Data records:
-------
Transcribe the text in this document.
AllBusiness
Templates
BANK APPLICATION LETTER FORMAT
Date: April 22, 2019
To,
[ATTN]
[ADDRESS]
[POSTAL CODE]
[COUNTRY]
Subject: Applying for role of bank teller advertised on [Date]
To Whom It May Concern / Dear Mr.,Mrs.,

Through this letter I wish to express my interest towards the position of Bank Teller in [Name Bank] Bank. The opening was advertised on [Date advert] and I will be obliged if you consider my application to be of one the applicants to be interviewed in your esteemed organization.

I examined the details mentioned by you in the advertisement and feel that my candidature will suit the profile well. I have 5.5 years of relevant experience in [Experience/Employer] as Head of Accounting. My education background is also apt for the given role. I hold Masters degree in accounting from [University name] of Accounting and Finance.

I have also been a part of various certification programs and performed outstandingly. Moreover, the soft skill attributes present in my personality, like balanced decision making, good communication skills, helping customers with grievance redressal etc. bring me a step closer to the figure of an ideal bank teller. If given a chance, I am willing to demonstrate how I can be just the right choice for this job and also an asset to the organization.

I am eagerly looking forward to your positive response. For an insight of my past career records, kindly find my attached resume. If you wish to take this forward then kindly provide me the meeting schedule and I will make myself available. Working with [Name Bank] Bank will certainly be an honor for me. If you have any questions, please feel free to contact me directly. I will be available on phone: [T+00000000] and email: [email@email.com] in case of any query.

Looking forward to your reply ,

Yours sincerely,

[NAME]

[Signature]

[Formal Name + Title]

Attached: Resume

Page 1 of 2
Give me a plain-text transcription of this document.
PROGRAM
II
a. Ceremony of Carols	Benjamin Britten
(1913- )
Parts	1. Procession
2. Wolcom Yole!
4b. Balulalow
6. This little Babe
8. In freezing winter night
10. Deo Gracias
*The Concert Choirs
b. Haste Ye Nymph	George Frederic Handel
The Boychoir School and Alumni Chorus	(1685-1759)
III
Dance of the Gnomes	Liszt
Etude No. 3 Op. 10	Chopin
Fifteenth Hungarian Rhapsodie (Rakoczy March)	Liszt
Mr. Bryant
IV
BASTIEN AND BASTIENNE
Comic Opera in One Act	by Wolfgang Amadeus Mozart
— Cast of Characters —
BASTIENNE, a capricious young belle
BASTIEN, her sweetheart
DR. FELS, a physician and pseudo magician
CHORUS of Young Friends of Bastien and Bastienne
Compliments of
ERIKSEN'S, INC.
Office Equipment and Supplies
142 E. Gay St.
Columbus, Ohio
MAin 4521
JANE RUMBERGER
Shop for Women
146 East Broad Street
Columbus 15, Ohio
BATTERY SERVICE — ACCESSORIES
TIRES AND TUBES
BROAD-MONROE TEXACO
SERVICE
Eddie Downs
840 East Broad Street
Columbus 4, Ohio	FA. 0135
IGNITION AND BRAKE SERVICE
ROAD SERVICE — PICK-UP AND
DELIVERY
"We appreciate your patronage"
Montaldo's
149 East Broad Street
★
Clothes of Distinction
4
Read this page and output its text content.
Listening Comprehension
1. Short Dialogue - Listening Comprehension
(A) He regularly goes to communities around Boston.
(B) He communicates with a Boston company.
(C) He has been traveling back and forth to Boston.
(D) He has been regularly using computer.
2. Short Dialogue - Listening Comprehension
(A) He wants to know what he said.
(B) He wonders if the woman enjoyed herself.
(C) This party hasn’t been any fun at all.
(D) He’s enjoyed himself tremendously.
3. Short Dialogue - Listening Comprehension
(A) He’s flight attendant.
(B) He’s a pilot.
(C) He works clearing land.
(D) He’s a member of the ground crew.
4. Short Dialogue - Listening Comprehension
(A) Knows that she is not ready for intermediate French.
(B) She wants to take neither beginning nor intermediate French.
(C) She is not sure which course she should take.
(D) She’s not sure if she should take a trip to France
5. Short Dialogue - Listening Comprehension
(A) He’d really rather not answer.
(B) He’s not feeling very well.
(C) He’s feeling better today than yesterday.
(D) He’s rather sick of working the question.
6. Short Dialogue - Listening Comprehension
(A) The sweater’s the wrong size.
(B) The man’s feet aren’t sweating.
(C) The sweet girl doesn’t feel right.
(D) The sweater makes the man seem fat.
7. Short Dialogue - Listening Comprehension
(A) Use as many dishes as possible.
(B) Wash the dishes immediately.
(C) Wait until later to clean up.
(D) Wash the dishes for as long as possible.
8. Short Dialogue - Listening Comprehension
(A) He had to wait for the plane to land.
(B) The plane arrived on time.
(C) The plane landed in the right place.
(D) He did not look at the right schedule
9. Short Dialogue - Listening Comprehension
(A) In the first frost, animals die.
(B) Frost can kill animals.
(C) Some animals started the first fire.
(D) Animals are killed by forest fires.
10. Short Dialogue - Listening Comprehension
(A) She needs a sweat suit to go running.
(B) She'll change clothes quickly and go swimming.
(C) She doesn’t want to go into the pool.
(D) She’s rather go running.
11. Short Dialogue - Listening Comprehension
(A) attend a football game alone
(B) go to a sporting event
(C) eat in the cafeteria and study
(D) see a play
-------
Output every record above exactly as it appears.

▶ FINISHED TASK:
Transcribe the text in this document.
AllBusiness
Templates
BANK APPLICATION LETTER FORMAT
Date: April 22, 2019
To,
[ATTN]
[ADDRESS]
[POSTAL CODE]
[COUNTRY]
Subject: Applying for role of bank teller advertised on [Date]
To Whom It May Concern / Dear Mr.,Mrs.,

Through this letter I wish to express my interest towards the position of Bank Teller in [Name Bank] Bank. The opening was advertised on [Date advert] and I will be obliged if you consider my application to be of one the applicants to be interviewed in your esteemed organization.

I examined the details mentioned by you in the advertisement and feel that my candidature will suit the profile well. I have 5.5 years of relevant experience in [Experience/Employer] as Head of Accounting. My education background is also apt for the given role. I hold Masters degree in accounting from [University name] of Accounting and Finance.

I have also been a part of various certification programs and performed outstandingly. Moreover, the soft skill attributes present in my personality, like balanced decision making, good communication skills, helping customers with grievance redressal etc. bring me a step closer to the figure of an ideal bank teller. If given a chance, I am willing to demonstrate how I can be just the right choice for this job and also an asset to the organization.

I am eagerly looking forward to your positive response. For an insight of my past career records, kindly find my attached resume. If you wish to take this forward then kindly provide me the meeting schedule and I will make myself available. Working with [Name Bank] Bank will certainly be an honor for me. If you have any questions, please feel free to contact me directly. I will be available on phone: [T+00000000] and email: [email@email.com] in case of any query.

Looking forward to your reply ,

Yours sincerely,

[NAME]

[Signature]

[Formal Name + Title]

Attached: Resume

Page 1 of 2
Give me a plain-text transcription of this document.
PROGRAM
II
a. Ceremony of Carols	Benjamin Britten
(1913- )
Parts	1. Procession
2. Wolcom Yole!
4b. Balulalow
6. This little Babe
8. In freezing winter night
10. Deo Gracias
*The Concert Choirs
b. Haste Ye Nymph	George Frederic Handel
The Boychoir School and Alumni Chorus	(1685-1759)
III
Dance of the Gnomes	Liszt
Etude No. 3 Op. 10	Chopin
Fifteenth Hungarian Rhapsodie (Rakoczy March)	Liszt
Mr. Bryant
IV
BASTIEN AND BASTIENNE
Comic Opera in One Act	by Wolfgang Amadeus Mozart
— Cast of Characters —
BASTIENNE, a capricious young belle
BASTIEN, her sweetheart
DR. FELS, a physician and pseudo magician
CHORUS of Young Friends of Bastien and Bastienne
Compliments of
ERIKSEN'S, INC.
Office Equipment and Supplies
142 E. Gay St.
Columbus, Ohio
MAin 4521
JANE RUMBERGER
Shop for Women
146 East Broad Street
Columbus 15, Ohio
BATTERY SERVICE — ACCESSORIES
TIRES AND TUBES
BROAD-MONROE TEXACO
SERVICE
Eddie Downs
840 East Broad Street
Columbus 4, Ohio	FA. 0135
IGNITION AND BRAKE SERVICE
ROAD SERVICE — PICK-UP AND
DELIVERY
"We appreciate your patronage"
Montaldo's
149 East Broad Street
★
Clothes of Distinction
4
Read this page and output its text content.
Listening Comprehension
1. Short Dialogue - Listening Comprehension
(A) He regularly goes to communities around Boston.
(B) He communicates with a Boston company.
(C) He has been traveling back and forth to Boston.
(D) He has been regularly using computer.
2. Short Dialogue - Listening Comprehension
(A) He wants to know what he said.
(B) He wonders if the woman enjoyed herself.
(C) This party hasn’t been any fun at all.
(D) He’s enjoyed himself tremendously.
3. Short Dialogue - Listening Comprehension
(A) He’s flight attendant.
(B) He’s a pilot.
(C) He works clearing land.
(D) He’s a member of the ground crew.
4. Short Dialogue - Listening Comprehension
(A) Knows that she is not ready for intermediate French.
(B) She wants to take neither beginning nor intermediate French.
(C) She is not sure which course she should take.
(D) She’s not sure if she should take a trip to France
5. Short Dialogue - Listening Comprehension
(A) He’d really rather not answer.
(B) He’s not feeling very well.
(C) He’s feeling better today than yesterday.
(D) He’s rather sick of working the question.
6. Short Dialogue - Listening Comprehension
(A) The sweater’s the wrong size.
(B) The man’s feet aren’t sweating.
(C) The sweet girl doesn’t feel right.
(D) The sweater makes the man seem fat.
7. Short Dialogue - Listening Comprehension
(A) Use as many dishes as possible.
(B) Wash the dishes immediately.
(C) Wait until later to clean up.
(D) Wash the dishes for as long as possible.
8. Short Dialogue - Listening Comprehension
(A) He had to wait for the plane to land.
(B) The plane arrived on time.
(C) The plane landed in the right place.
(D) He did not look at the right schedule
9. Short Dialogue - Listening Comprehension
(A) In the first frost, animals die.
(B) Frost can kill animals.
(C) Some animals started the first fire.
(D) Animals are killed by forest fires.
10. Short Dialogue - Listening Comprehension
(A) She needs a sweat suit to go running.
(B) She'll change clothes quickly and go swimming.
(C) She doesn’t want to go into the pool.
(D) She’s rather go running.
11. Short Dialogue - Listening Comprehension
(A) attend a football game alone
(B) go to a sporting event
(C) eat in the cafeteria and study
(D) see a play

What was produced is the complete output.